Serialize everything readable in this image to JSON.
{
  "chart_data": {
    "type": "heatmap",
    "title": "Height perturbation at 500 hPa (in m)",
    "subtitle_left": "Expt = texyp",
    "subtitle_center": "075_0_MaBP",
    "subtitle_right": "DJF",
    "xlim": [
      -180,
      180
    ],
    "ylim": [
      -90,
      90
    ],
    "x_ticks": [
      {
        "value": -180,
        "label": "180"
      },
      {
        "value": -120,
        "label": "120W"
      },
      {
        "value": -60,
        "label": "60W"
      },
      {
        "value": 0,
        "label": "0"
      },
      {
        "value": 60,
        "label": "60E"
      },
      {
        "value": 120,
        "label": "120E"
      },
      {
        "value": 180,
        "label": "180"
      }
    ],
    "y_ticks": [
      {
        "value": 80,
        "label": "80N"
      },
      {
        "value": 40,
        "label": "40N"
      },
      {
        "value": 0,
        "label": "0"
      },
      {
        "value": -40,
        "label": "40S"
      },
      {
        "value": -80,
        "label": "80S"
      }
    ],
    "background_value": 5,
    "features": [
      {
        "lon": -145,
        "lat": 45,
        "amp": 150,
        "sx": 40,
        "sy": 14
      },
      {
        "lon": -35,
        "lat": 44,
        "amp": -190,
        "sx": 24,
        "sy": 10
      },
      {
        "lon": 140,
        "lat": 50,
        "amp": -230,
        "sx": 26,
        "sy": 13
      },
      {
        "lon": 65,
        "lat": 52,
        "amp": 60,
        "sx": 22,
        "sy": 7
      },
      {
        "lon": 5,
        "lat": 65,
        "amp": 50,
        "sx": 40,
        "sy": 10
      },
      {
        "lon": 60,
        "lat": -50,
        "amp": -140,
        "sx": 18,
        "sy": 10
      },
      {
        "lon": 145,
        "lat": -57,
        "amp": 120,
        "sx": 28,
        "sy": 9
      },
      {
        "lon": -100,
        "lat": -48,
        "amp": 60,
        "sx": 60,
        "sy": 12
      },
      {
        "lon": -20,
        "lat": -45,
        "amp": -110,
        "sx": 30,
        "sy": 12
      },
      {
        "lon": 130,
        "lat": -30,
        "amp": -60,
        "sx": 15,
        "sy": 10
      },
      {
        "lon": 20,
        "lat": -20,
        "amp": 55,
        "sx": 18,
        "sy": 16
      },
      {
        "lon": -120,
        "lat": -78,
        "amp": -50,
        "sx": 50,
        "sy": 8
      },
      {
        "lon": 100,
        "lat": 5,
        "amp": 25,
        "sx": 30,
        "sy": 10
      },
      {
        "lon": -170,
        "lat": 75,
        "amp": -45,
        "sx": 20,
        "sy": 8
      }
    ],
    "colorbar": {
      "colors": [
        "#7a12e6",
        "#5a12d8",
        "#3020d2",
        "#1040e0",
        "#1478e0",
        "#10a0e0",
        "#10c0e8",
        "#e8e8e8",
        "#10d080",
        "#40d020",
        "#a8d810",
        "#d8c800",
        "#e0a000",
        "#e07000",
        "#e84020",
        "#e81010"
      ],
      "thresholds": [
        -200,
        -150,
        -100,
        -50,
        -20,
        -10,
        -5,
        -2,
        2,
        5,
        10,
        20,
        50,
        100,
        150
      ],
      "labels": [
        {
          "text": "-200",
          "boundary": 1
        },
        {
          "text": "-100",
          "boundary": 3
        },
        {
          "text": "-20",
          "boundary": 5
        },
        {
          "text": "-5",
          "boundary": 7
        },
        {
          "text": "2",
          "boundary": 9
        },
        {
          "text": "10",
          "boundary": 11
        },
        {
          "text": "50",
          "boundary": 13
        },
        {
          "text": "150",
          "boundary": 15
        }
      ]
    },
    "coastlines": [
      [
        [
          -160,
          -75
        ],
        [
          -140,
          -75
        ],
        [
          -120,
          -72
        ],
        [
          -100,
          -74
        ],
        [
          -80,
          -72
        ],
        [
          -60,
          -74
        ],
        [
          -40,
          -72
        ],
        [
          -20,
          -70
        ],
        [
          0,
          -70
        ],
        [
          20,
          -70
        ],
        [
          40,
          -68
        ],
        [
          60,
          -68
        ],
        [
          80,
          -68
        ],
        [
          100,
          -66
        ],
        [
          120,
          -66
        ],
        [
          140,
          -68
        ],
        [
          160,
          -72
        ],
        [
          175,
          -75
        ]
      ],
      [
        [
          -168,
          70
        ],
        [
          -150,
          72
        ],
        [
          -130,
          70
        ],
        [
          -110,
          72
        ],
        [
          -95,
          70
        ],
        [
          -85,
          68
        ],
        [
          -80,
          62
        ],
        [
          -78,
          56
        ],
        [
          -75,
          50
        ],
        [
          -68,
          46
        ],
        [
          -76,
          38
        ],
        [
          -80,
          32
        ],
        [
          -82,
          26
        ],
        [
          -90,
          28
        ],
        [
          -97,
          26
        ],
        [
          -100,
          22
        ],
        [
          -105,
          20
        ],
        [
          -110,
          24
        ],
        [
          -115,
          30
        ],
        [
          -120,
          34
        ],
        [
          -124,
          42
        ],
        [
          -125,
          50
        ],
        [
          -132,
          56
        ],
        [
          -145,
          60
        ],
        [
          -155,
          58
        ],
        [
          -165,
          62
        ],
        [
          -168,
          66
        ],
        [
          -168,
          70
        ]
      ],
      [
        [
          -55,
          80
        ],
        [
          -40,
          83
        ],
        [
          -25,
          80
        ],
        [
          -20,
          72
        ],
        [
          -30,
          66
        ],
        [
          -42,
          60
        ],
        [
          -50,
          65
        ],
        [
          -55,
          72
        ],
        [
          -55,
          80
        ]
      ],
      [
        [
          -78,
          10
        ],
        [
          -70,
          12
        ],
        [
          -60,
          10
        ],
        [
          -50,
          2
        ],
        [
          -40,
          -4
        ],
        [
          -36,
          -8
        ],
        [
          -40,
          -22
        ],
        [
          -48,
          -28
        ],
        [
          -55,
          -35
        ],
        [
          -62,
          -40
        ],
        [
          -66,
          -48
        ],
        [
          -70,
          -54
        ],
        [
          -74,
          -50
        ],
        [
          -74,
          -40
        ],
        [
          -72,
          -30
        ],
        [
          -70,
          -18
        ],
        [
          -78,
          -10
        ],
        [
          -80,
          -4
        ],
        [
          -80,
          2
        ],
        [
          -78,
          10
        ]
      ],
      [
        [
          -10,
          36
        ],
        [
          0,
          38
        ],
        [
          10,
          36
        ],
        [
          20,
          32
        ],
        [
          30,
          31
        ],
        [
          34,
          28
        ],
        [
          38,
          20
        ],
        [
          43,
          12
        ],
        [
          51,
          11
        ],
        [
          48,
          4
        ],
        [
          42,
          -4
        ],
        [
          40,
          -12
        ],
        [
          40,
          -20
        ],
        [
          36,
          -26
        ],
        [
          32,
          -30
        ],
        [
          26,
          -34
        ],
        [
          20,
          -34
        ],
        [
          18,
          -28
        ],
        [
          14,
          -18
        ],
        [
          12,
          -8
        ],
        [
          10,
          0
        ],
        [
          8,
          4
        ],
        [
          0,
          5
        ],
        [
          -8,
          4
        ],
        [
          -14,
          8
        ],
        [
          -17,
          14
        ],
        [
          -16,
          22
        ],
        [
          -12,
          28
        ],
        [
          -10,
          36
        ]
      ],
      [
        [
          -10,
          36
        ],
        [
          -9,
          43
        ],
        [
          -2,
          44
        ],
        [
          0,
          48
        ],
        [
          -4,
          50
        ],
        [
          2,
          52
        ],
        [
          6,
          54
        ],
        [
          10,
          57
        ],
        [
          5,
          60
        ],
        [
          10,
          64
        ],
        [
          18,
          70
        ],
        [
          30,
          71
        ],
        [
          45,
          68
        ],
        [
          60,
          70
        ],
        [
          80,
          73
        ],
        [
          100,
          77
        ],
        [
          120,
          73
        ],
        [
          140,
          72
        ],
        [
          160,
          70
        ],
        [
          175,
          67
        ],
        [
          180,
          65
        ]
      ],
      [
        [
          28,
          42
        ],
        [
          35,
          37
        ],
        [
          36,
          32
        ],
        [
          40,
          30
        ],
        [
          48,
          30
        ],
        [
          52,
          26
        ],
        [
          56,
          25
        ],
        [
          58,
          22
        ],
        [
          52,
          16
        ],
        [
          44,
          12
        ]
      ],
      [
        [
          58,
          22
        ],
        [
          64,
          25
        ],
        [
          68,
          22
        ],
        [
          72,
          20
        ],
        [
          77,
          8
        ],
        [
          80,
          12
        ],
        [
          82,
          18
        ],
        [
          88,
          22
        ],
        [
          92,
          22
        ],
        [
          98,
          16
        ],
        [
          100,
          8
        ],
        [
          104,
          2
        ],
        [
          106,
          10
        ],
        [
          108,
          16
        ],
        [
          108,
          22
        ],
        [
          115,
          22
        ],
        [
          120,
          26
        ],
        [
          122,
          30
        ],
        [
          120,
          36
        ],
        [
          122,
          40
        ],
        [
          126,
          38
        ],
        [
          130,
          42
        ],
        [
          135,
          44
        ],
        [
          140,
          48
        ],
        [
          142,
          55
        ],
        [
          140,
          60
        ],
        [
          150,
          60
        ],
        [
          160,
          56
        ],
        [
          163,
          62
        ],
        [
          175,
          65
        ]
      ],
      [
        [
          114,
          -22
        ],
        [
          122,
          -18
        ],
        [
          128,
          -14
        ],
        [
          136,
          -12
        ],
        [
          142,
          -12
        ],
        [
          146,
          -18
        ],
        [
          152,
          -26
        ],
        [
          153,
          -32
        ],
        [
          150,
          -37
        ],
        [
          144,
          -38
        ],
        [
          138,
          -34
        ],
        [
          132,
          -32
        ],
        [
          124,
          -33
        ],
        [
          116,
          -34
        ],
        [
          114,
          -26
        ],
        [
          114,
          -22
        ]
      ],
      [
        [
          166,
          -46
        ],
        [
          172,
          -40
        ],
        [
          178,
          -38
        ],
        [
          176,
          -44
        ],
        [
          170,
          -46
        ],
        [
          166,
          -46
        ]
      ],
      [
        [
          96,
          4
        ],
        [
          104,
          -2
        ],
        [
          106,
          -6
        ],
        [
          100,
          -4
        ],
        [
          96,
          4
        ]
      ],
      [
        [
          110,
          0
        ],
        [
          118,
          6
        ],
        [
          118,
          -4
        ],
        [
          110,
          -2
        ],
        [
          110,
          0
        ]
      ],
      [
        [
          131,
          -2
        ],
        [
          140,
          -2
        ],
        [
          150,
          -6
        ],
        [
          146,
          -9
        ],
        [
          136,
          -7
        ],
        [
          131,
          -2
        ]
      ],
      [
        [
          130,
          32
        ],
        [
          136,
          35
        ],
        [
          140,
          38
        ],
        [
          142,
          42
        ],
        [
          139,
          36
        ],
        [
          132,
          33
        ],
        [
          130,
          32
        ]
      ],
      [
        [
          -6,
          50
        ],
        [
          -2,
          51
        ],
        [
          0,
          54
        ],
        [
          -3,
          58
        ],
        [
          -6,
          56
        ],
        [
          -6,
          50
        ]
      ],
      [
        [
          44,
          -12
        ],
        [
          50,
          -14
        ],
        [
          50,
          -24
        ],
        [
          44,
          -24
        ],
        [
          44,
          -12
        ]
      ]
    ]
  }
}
************
Exercise brief: In the material above, show every line where the word "text" turns up.

Written solution:
          "text": "-200",
          "text": "-100",
          "text": "-20",
          "text": "-5",
          "text": "2",
          "text": "10",
          "text": "50",
          "text": "150",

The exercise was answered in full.